SHORT EXERCISE:
Count how many lines of the data include "para". The answer is that number and nothing else.

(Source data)
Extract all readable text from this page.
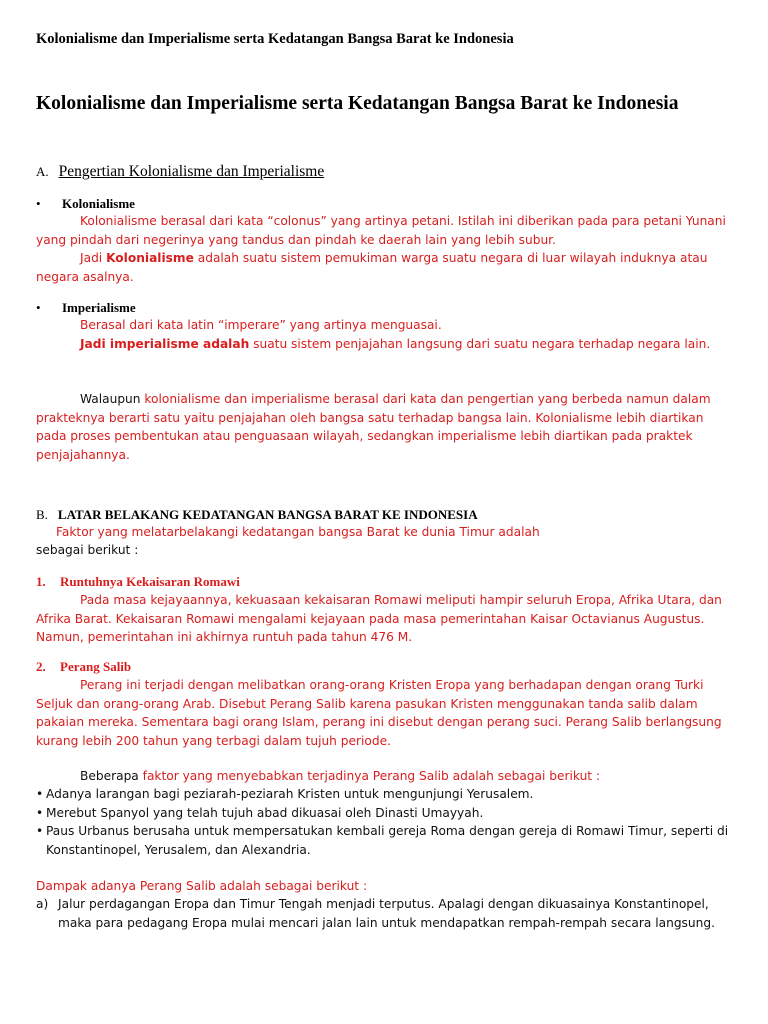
Kolonialisme dan Imperialisme serta Kedatangan Bangsa Barat ke Indonesia
Kolonialisme dan Imperialisme serta Kedatangan Bangsa Barat ke Indonesia
A. Pengertian Kolonialisme dan Imperialisme
• Kolonialisme
Kolonialisme berasal dari kata “colonus” yang artinya petani. Istilah ini diberikan pada para petani Yunani yang pindah dari negerinya yang tandus dan pindah ke daerah lain yang lebih subur.
Jadi Kolonialisme adalah suatu sistem pemukiman warga suatu negara di luar wilayah induknya atau negara asalnya.
• Imperialisme
Berasal dari kata latin “imperare” yang artinya menguasai.
Jadi imperialisme adalah suatu sistem penjajahan langsung dari suatu negara terhadap negara lain.
Walaupun kolonialisme dan imperialisme berasal dari kata dan pengertian yang berbeda namun dalam prakteknya berarti satu yaitu penjajahan oleh bangsa satu terhadap bangsa lain. Kolonialisme lebih diartikan pada proses pembentukan atau penguasaan wilayah, sedangkan imperialisme lebih diartikan pada praktek penjajahannya.
B. LATAR BELAKANG KEDATANGAN BANGSA BARAT KE INDONESIA
Faktor yang melatarbelakangi kedatangan bangsa Barat ke dunia Timur adalah
sebagai berikut :
1. Runtuhnya Kekaisaran Romawi
Pada masa kejayaannya, kekuasaan kekaisaran Romawi meliputi hampir seluruh Eropa, Afrika Utara, dan Afrika Barat. Kekaisaran Romawi mengalami kejayaan pada masa pemerintahan Kaisar Octavianus Augustus. Namun, pemerintahan ini akhirnya runtuh pada tahun 476 M.
2. Perang Salib
Perang ini terjadi dengan melibatkan orang-orang Kristen Eropa yang berhadapan dengan orang Turki Seljuk dan orang-orang Arab. Disebut Perang Salib karena pasukan Kristen menggunakan tanda salib dalam pakaian mereka. Sementara bagi orang Islam, perang ini disebut dengan perang suci. Perang Salib berlangsung kurang lebih 200 tahun yang terbagi dalam tujuh periode.
Beberapa faktor yang menyebabkan terjadinya Perang Salib adalah sebagai berikut :
• Adanya larangan bagi peziarah-peziarah Kristen untuk mengunjungi Yerusalem.
• Merebut Spanyol yang telah tujuh abad dikuasai oleh Dinasti Umayyah.
• Paus Urbanus berusaha untuk mempersatukan kembali gereja Roma dengan gereja di Romawi Timur, seperti di Konstantinopel, Yerusalem, dan Alexandria.
Dampak adanya Perang Salib adalah sebagai berikut :
a) Jalur perdagangan Eropa dan Timur Tengah menjadi terputus. Apalagi dengan dikuasainya Konstantinopel, maka para pedagang Eropa mulai mencari jalan lain untuk mendapatkan rempah-rempah secara langsung.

IN RESPONSE:
2